Problem statement:
Where a line in the listing below contains the word "Good", copy that line.

Source records
----------

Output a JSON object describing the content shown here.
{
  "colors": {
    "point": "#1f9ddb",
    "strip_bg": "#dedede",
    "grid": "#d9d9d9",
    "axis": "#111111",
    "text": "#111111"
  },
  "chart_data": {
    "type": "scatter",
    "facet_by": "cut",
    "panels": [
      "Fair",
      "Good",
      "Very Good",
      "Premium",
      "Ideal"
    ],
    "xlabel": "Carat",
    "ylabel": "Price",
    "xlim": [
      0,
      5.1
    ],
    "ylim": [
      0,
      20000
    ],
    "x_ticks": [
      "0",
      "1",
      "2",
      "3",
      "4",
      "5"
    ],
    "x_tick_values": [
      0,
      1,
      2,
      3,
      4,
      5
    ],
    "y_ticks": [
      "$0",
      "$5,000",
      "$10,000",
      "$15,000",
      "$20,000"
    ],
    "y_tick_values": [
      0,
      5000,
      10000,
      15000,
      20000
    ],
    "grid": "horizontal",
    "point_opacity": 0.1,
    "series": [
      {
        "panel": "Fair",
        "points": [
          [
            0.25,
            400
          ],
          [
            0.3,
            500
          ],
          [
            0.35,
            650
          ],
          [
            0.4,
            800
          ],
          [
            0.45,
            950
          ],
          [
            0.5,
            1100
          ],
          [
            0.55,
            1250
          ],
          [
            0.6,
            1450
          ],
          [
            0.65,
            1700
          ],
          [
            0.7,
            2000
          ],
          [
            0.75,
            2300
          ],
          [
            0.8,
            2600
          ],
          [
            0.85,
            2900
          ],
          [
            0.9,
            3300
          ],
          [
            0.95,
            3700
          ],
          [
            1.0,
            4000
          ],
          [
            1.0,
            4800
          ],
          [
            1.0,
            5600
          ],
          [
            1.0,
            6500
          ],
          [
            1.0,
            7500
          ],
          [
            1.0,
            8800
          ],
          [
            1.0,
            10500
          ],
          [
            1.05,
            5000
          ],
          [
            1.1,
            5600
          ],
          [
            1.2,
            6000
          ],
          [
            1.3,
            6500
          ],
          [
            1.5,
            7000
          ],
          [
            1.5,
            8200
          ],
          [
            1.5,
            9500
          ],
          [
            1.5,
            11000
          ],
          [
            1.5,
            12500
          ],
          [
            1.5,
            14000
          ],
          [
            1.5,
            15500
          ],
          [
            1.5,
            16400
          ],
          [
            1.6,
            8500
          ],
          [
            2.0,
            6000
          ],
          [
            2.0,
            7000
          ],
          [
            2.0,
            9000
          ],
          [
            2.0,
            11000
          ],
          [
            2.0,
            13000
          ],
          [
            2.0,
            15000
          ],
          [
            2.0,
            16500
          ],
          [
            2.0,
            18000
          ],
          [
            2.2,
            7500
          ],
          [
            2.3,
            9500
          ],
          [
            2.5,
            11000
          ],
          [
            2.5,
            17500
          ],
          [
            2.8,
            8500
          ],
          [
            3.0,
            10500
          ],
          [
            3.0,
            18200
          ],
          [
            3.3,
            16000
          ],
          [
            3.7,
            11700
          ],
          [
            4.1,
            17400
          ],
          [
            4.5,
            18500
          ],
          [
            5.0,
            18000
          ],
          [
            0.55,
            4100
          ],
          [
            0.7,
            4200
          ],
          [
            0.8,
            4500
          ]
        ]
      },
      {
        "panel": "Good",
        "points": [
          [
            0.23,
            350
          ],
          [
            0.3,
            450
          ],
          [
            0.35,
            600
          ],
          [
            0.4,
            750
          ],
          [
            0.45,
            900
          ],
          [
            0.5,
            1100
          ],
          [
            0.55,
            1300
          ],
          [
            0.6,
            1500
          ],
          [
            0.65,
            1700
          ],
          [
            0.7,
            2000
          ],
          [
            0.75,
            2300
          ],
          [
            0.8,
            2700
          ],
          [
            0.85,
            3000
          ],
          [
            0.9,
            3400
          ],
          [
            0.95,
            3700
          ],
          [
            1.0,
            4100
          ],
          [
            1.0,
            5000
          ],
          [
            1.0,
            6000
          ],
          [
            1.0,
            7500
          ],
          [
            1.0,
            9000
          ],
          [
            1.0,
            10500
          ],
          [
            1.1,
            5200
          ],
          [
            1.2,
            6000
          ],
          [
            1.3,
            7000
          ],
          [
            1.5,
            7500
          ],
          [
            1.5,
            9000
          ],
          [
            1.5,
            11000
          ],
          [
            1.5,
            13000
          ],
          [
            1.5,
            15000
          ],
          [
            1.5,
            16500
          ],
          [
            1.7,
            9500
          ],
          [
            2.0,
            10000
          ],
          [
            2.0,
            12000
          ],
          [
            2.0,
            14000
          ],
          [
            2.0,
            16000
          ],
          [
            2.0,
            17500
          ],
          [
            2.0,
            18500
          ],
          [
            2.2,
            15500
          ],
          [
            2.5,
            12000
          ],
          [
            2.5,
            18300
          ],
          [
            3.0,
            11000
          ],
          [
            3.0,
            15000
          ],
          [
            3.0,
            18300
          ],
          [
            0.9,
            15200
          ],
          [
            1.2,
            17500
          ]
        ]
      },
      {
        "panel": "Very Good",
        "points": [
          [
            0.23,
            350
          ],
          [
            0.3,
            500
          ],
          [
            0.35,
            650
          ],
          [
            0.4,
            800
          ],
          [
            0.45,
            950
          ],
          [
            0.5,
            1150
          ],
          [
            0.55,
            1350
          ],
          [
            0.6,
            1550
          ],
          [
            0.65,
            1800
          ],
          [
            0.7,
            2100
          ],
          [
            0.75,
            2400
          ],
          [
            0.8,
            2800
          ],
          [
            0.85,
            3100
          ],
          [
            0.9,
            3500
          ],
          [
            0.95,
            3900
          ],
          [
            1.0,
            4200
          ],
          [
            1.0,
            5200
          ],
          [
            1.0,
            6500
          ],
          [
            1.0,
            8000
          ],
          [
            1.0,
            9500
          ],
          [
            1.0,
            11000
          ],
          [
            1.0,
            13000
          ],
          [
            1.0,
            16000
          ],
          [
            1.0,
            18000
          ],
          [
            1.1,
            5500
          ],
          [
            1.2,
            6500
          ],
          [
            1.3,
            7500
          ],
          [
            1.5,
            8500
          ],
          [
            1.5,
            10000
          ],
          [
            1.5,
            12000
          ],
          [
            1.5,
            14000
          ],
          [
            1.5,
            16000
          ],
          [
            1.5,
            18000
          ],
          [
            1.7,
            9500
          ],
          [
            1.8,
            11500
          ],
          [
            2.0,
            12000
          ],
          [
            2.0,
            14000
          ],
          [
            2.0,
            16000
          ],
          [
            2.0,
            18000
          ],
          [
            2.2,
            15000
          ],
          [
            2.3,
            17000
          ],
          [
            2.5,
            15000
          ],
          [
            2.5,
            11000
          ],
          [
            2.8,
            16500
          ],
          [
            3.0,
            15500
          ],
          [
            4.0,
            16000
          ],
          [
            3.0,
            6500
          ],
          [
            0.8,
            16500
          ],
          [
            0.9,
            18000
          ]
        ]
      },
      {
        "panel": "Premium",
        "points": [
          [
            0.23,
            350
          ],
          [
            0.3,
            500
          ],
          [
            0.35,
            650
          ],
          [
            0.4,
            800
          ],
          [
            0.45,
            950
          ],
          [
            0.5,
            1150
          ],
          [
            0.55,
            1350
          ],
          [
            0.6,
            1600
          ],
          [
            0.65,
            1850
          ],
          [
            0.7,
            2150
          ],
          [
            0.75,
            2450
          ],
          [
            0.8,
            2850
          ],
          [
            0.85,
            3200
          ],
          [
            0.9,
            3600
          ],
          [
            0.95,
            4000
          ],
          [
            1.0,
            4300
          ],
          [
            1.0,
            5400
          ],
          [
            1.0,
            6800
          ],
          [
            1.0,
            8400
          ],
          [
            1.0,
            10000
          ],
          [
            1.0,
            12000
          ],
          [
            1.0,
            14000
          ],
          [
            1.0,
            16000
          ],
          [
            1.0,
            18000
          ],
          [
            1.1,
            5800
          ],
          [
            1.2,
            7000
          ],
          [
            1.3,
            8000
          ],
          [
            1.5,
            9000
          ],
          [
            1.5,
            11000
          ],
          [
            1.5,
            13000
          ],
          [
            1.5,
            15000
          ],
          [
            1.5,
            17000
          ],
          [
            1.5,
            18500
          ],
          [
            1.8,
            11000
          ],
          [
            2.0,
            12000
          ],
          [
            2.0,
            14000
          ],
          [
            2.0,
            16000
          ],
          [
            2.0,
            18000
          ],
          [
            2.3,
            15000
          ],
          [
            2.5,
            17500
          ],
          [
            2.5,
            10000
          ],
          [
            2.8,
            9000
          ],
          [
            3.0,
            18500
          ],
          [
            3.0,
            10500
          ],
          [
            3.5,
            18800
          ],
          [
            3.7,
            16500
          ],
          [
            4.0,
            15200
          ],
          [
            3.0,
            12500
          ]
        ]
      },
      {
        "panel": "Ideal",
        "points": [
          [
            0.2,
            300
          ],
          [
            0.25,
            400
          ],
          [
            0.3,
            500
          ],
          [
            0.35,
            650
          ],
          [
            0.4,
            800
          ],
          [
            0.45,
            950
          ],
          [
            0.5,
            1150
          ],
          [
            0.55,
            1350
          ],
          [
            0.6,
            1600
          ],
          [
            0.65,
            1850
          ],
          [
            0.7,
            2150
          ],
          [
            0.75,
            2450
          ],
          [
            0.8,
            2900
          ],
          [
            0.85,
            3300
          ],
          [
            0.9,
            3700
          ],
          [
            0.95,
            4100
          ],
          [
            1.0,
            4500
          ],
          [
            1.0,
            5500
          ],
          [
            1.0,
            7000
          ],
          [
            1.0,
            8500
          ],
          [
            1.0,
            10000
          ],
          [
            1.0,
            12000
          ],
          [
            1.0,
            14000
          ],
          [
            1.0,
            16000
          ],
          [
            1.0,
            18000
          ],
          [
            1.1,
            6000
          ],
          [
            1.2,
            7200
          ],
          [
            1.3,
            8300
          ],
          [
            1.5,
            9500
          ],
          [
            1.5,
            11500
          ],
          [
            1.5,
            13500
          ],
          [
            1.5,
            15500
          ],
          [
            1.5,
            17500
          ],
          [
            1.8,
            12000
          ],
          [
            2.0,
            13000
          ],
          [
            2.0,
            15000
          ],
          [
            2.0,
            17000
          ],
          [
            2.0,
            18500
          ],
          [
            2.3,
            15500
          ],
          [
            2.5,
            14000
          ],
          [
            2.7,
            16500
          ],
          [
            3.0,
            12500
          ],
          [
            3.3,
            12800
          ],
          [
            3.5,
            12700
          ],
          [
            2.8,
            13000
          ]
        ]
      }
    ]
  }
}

----------

Full output:
      "Good",
      "Very Good",
        "panel": "Good",
        "panel": "Very Good",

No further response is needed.